Start of Given information
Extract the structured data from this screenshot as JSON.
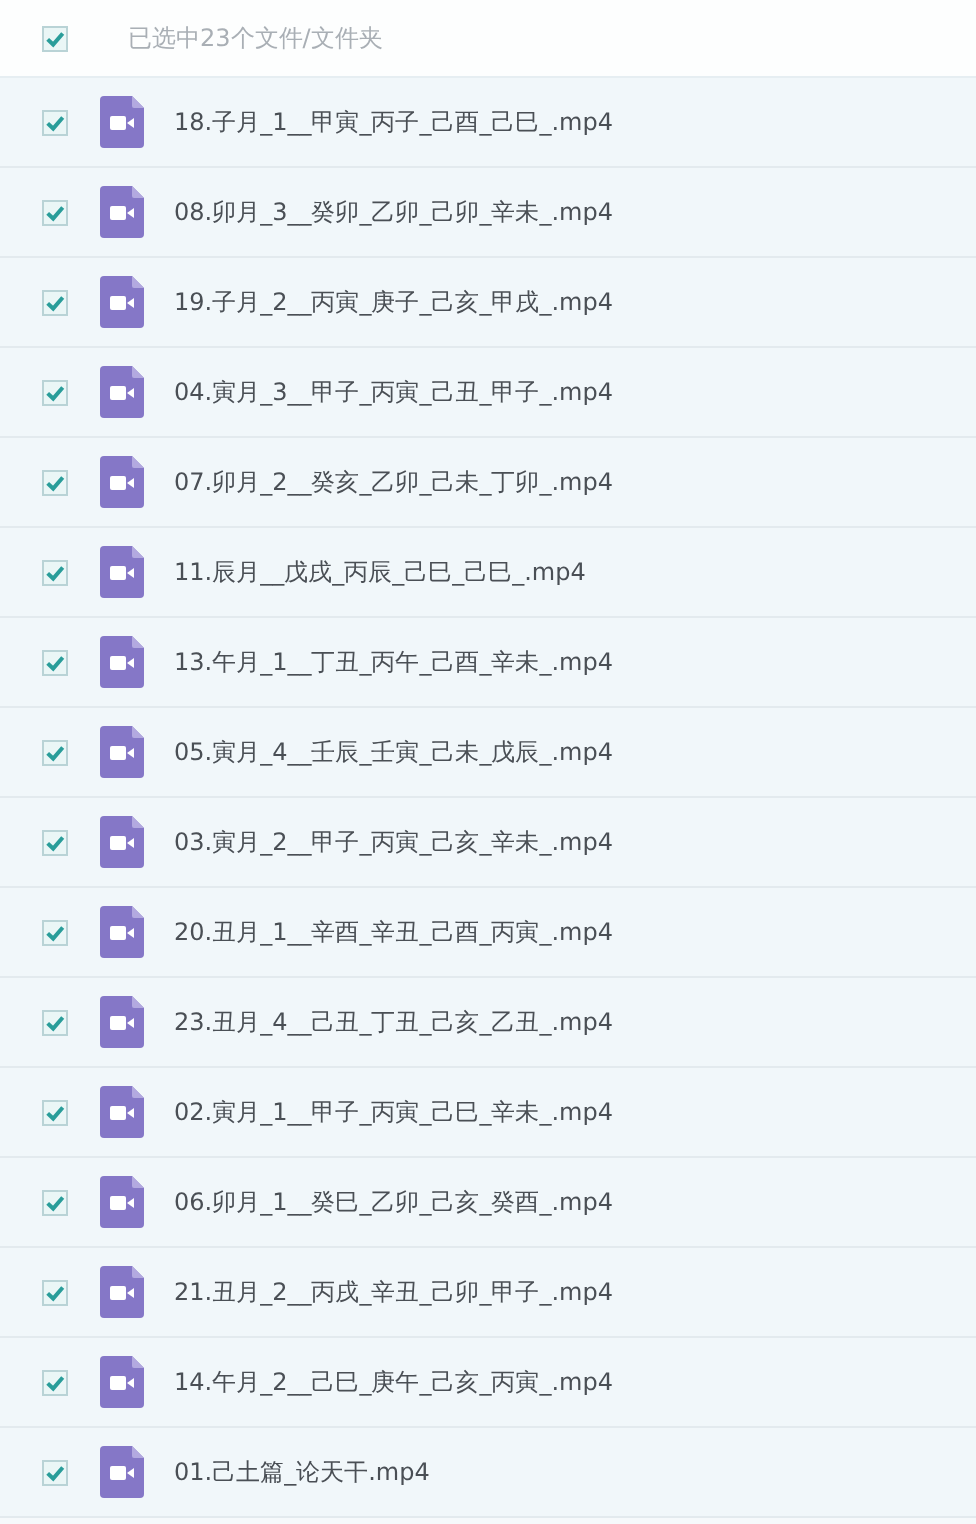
{
  "header": {
    "checked": true,
    "label": "已选中23个文件/文件夹"
  },
  "files": [
    {
      "name": "18.子月_1__甲寅_丙子_己酉_己巳_.mp4",
      "checked": true
    },
    {
      "name": "08.卯月_3__癸卯_乙卯_己卯_辛未_.mp4",
      "checked": true
    },
    {
      "name": "19.子月_2__丙寅_庚子_己亥_甲戌_.mp4",
      "checked": true
    },
    {
      "name": "04.寅月_3__甲子_丙寅_己丑_甲子_.mp4",
      "checked": true
    },
    {
      "name": "07.卯月_2__癸亥_乙卯_己未_丁卯_.mp4",
      "checked": true
    },
    {
      "name": "11.辰月__戊戌_丙辰_己巳_己巳_.mp4",
      "checked": true
    },
    {
      "name": "13.午月_1__丁丑_丙午_己酉_辛未_.mp4",
      "checked": true
    },
    {
      "name": "05.寅月_4__壬辰_壬寅_己未_戊辰_.mp4",
      "checked": true
    },
    {
      "name": "03.寅月_2__甲子_丙寅_己亥_辛未_.mp4",
      "checked": true
    },
    {
      "name": "20.丑月_1__辛酉_辛丑_己酉_丙寅_.mp4",
      "checked": true
    },
    {
      "name": "23.丑月_4__己丑_丁丑_己亥_乙丑_.mp4",
      "checked": true
    },
    {
      "name": "02.寅月_1__甲子_丙寅_己巳_辛未_.mp4",
      "checked": true
    },
    {
      "name": "06.卯月_1__癸巳_乙卯_己亥_癸酉_.mp4",
      "checked": true
    },
    {
      "name": "21.丑月_2__丙戌_辛丑_己卯_甲子_.mp4",
      "checked": true
    },
    {
      "name": "14.午月_2__己巳_庚午_己亥_丙寅_.mp4",
      "checked": true
    },
    {
      "name": "01.己土篇_论天干.mp4",
      "checked": true
    }
  ]
}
End of Given information
Task to carry out ▸ Transcribe all of the entries word for word, but skip any pictures they contain.

Correct output ▸
Extract the structured data from this screenshot as JSON.
{
  "header": {
    "checked": true,
    "label": "已选中23个文件/文件夹"
  },
  "files": [
    {
      "name": "18.子月_1__甲寅_丙子_己酉_己巳_.mp4",
      "checked": true
    },
    {
      "name": "08.卯月_3__癸卯_乙卯_己卯_辛未_.mp4",
      "checked": true
    },
    {
      "name": "19.子月_2__丙寅_庚子_己亥_甲戌_.mp4",
      "checked": true
    },
    {
      "name": "04.寅月_3__甲子_丙寅_己丑_甲子_.mp4",
      "checked": true
    },
    {
      "name": "07.卯月_2__癸亥_乙卯_己未_丁卯_.mp4",
      "checked": true
    },
    {
      "name": "11.辰月__戊戌_丙辰_己巳_己巳_.mp4",
      "checked": true
    },
    {
      "name": "13.午月_1__丁丑_丙午_己酉_辛未_.mp4",
      "checked": true
    },
    {
      "name": "05.寅月_4__壬辰_壬寅_己未_戊辰_.mp4",
      "checked": true
    },
    {
      "name": "03.寅月_2__甲子_丙寅_己亥_辛未_.mp4",
      "checked": true
    },
    {
      "name": "20.丑月_1__辛酉_辛丑_己酉_丙寅_.mp4",
      "checked": true
    },
    {
      "name": "23.丑月_4__己丑_丁丑_己亥_乙丑_.mp4",
      "checked": true
    },
    {
      "name": "02.寅月_1__甲子_丙寅_己巳_辛未_.mp4",
      "checked": true
    },
    {
      "name": "06.卯月_1__癸巳_乙卯_己亥_癸酉_.mp4",
      "checked": true
    },
    {
      "name": "21.丑月_2__丙戌_辛丑_己卯_甲子_.mp4",
      "checked": true
    },
    {
      "name": "14.午月_2__己巳_庚午_己亥_丙寅_.mp4",
      "checked": true
    },
    {
      "name": "01.己土篇_论天干.mp4",
      "checked": true
    }
  ]
}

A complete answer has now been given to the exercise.